### What is needed
Retype the listing that follows, exactly as written.

Collection entries:

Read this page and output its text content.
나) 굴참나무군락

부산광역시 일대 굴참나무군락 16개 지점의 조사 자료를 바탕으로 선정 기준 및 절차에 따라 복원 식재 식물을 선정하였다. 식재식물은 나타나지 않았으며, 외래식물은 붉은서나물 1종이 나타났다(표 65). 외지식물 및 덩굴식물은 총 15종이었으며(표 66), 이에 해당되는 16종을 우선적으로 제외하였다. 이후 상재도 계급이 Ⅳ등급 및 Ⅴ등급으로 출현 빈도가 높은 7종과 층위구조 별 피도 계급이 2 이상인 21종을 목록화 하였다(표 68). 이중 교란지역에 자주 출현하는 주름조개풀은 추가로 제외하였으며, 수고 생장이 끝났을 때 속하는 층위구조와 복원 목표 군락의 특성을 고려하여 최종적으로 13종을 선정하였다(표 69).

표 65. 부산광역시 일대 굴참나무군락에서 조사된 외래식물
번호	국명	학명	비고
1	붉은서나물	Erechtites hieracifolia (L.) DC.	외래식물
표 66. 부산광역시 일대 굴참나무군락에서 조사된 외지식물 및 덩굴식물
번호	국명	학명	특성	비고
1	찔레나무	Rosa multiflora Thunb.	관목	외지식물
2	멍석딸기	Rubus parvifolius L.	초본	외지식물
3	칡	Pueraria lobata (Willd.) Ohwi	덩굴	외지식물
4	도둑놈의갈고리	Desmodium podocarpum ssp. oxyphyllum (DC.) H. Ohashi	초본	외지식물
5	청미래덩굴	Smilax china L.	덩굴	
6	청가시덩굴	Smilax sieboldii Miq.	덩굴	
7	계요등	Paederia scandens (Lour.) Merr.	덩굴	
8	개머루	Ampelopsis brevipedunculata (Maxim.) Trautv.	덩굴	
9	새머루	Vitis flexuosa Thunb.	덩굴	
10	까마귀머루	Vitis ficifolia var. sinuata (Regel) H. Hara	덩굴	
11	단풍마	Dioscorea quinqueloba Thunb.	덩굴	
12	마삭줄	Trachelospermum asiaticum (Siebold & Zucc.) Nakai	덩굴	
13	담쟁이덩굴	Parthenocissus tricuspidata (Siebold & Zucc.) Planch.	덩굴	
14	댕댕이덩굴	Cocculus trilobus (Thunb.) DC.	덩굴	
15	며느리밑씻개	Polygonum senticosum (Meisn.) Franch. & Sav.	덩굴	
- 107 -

### Expected answer
Read this page and output its text content.
나) 굴참나무군락

부산광역시 일대 굴참나무군락 16개 지점의 조사 자료를 바탕으로 선정 기준 및 절차에 따라 복원 식재 식물을 선정하였다. 식재식물은 나타나지 않았으며, 외래식물은 붉은서나물 1종이 나타났다(표 65). 외지식물 및 덩굴식물은 총 15종이었으며(표 66), 이에 해당되는 16종을 우선적으로 제외하였다. 이후 상재도 계급이 Ⅳ등급 및 Ⅴ등급으로 출현 빈도가 높은 7종과 층위구조 별 피도 계급이 2 이상인 21종을 목록화 하였다(표 68). 이중 교란지역에 자주 출현하는 주름조개풀은 추가로 제외하였으며, 수고 생장이 끝났을 때 속하는 층위구조와 복원 목표 군락의 특성을 고려하여 최종적으로 13종을 선정하였다(표 69).

표 65. 부산광역시 일대 굴참나무군락에서 조사된 외래식물
번호	국명	학명	비고
1	붉은서나물	Erechtites hieracifolia (L.) DC.	외래식물
표 66. 부산광역시 일대 굴참나무군락에서 조사된 외지식물 및 덩굴식물
번호	국명	학명	특성	비고
1	찔레나무	Rosa multiflora Thunb.	관목	외지식물
2	멍석딸기	Rubus parvifolius L.	초본	외지식물
3	칡	Pueraria lobata (Willd.) Ohwi	덩굴	외지식물
4	도둑놈의갈고리	Desmodium podocarpum ssp. oxyphyllum (DC.) H. Ohashi	초본	외지식물
5	청미래덩굴	Smilax china L.	덩굴	
6	청가시덩굴	Smilax sieboldii Miq.	덩굴	
7	계요등	Paederia scandens (Lour.) Merr.	덩굴	
8	개머루	Ampelopsis brevipedunculata (Maxim.) Trautv.	덩굴	
9	새머루	Vitis flexuosa Thunb.	덩굴	
10	까마귀머루	Vitis ficifolia var. sinuata (Regel) H. Hara	덩굴	
11	단풍마	Dioscorea quinqueloba Thunb.	덩굴	
12	마삭줄	Trachelospermum asiaticum (Siebold & Zucc.) Nakai	덩굴	
13	담쟁이덩굴	Parthenocissus tricuspidata (Siebold & Zucc.) Planch.	덩굴	
14	댕댕이덩굴	Cocculus trilobus (Thunb.) DC.	덩굴	
15	며느리밑씻개	Polygonum senticosum (Meisn.) Franch. & Sav.	덩굴	
- 107 -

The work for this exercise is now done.